### [WHAT IS ASKED]
Copy out every line from the one containing "tab-solette[interactable]: SOLETTE: [1181, 74, 1299, 103]" down to the one containing "bar: [508, 333, 543, 566]", both included, keeping each line unchanged.

### [SUPPLIED MATERIAL]
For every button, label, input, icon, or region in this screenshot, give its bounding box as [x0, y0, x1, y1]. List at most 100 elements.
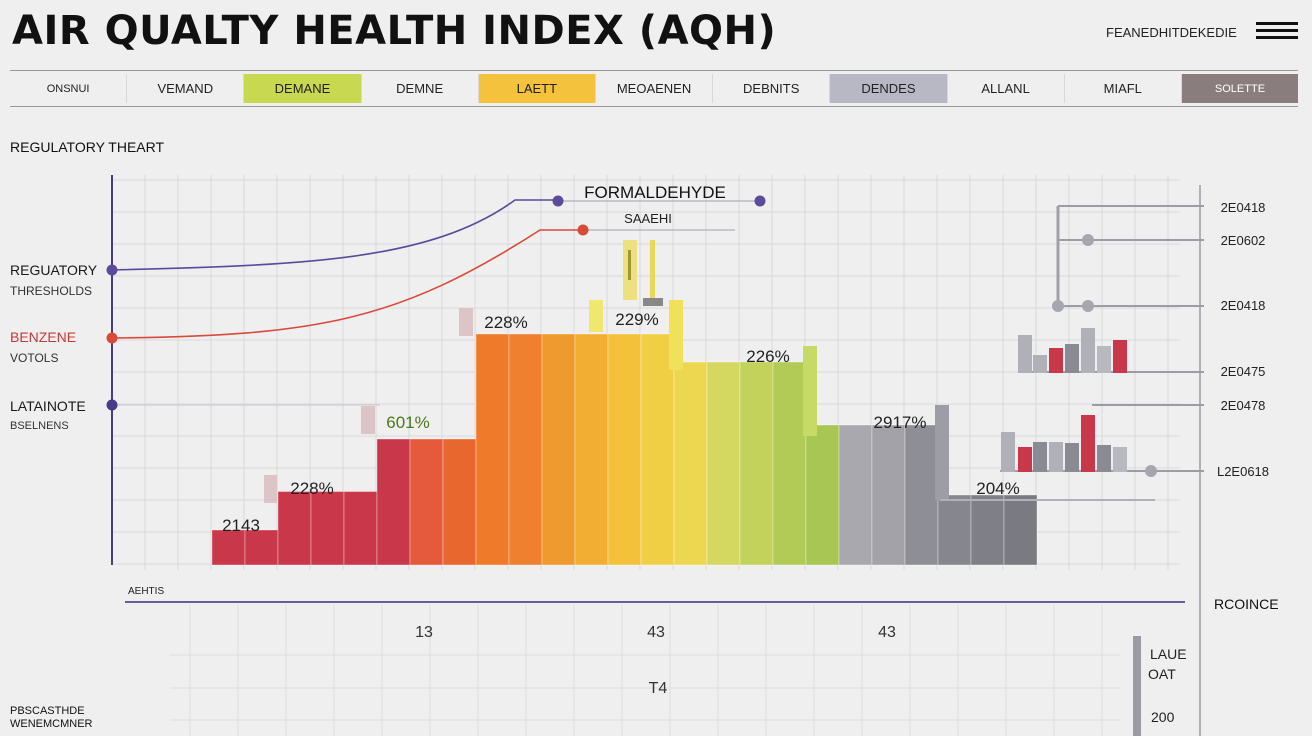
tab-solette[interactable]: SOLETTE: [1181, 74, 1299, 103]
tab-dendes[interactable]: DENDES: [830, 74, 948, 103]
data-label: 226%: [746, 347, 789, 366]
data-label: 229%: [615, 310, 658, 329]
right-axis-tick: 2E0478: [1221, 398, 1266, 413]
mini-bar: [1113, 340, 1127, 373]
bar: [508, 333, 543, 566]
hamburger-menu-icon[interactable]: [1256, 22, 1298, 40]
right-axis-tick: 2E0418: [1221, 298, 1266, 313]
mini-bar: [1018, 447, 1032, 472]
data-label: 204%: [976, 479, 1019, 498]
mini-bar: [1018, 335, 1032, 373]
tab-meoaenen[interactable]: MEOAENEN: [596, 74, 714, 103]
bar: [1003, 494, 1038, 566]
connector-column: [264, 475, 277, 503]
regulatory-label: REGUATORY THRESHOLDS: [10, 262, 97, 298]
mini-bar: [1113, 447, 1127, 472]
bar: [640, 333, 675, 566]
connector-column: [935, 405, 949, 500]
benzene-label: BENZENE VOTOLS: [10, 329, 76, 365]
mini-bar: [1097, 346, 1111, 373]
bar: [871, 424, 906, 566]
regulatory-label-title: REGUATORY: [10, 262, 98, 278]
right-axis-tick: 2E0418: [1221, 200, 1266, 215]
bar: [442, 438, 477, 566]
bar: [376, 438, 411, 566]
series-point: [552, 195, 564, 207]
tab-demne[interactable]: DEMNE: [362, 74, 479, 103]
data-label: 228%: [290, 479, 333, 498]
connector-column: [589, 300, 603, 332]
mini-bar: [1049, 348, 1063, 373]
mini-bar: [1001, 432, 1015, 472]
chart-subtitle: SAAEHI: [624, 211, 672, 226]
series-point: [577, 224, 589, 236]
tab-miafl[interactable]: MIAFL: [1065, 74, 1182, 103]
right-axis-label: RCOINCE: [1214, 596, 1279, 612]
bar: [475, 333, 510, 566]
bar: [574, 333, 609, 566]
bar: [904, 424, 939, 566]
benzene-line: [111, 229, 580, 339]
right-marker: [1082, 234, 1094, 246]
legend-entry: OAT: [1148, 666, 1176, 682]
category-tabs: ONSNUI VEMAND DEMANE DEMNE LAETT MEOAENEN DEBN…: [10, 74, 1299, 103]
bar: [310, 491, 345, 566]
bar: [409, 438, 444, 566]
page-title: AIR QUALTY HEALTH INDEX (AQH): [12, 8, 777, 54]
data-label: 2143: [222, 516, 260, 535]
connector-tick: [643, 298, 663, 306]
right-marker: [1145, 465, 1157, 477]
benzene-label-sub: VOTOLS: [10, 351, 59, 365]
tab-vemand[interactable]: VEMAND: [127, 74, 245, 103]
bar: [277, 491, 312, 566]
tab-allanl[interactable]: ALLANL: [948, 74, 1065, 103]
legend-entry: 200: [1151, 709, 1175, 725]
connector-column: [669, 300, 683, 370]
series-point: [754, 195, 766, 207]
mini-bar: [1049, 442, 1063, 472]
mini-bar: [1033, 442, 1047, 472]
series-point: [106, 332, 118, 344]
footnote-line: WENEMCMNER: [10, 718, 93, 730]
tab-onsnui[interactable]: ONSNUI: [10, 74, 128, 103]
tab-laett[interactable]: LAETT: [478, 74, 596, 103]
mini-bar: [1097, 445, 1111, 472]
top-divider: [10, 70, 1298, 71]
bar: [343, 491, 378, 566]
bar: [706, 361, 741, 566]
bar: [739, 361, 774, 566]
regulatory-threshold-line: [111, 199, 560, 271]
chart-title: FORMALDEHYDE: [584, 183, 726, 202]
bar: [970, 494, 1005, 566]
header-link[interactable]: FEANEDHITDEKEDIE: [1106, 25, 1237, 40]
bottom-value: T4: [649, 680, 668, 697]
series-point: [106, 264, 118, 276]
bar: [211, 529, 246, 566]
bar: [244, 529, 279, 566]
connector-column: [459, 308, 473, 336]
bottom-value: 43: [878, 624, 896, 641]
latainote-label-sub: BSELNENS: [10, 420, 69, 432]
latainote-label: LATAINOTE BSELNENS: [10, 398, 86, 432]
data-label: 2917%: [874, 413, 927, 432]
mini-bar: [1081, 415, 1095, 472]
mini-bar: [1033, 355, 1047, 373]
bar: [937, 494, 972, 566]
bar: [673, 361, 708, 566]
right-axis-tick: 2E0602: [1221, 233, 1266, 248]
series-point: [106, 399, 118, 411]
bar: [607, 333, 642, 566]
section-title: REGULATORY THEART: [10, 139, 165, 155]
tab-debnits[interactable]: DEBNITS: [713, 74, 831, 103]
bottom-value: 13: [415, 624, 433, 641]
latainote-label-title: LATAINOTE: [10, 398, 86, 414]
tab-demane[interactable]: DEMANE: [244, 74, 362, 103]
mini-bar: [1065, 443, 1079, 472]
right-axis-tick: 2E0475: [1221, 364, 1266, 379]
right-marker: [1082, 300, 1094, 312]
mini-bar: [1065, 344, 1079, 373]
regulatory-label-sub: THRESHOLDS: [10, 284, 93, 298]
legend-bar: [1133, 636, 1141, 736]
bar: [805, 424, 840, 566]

### [THE OUTPUT]
tab-solette[interactable]: SOLETTE: [1181, 74, 1299, 103]
tab-dendes[interactable]: DENDES: [830, 74, 948, 103]
data-label: 226%: [746, 347, 789, 366]
data-label: 229%: [615, 310, 658, 329]
right-axis-tick: 2E0478: [1221, 398, 1266, 413]
mini-bar: [1113, 340, 1127, 373]
bar: [508, 333, 543, 566]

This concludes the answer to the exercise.